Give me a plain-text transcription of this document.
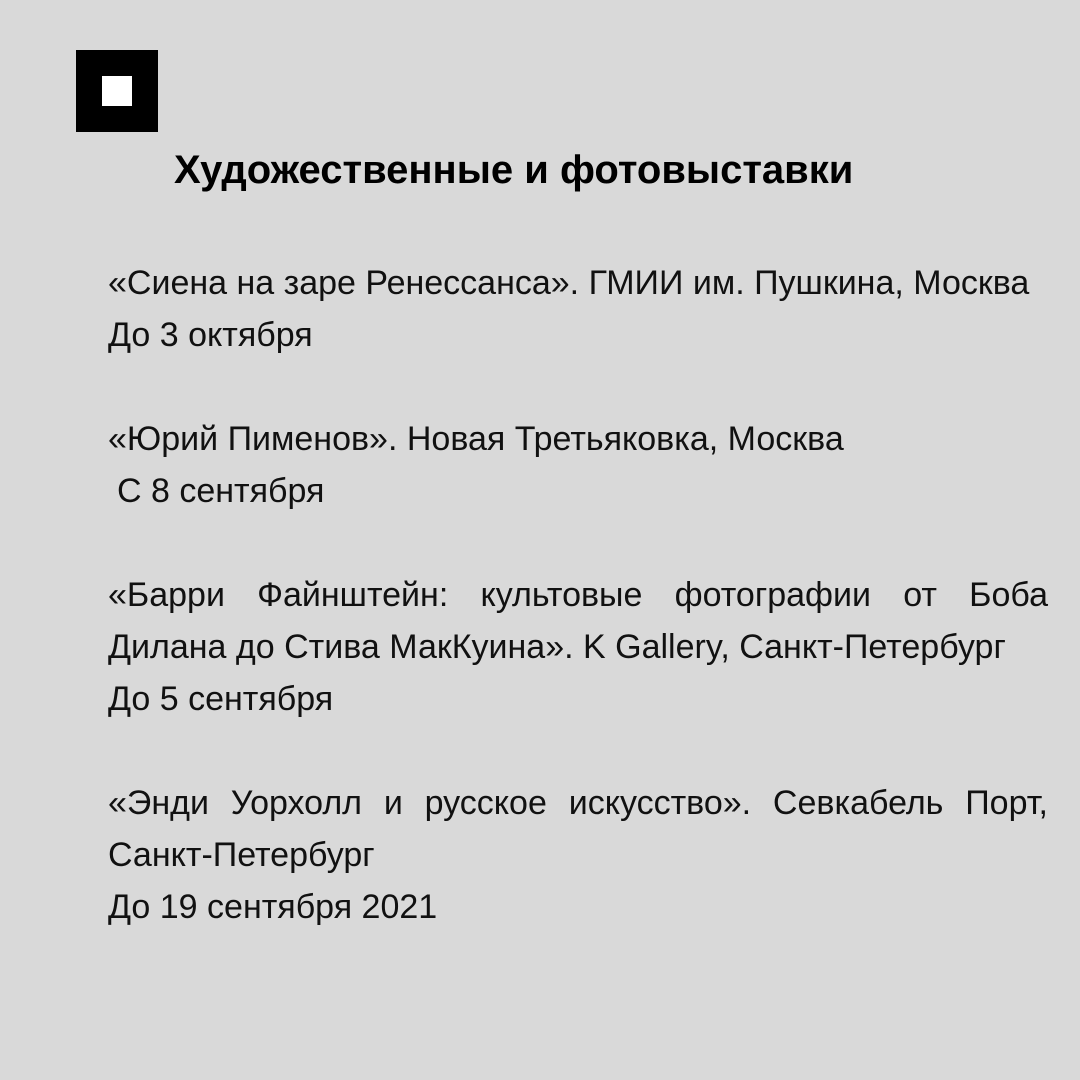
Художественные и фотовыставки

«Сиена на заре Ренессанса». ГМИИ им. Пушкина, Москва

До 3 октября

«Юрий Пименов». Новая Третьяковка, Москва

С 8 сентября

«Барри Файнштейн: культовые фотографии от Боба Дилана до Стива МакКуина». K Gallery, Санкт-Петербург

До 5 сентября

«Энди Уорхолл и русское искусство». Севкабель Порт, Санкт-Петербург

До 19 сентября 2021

· · · · ·

■ **Exercise goal**
Look through the entries above and count each line holding "Петербург"; report the count alone.

■ **Exercise answer**
2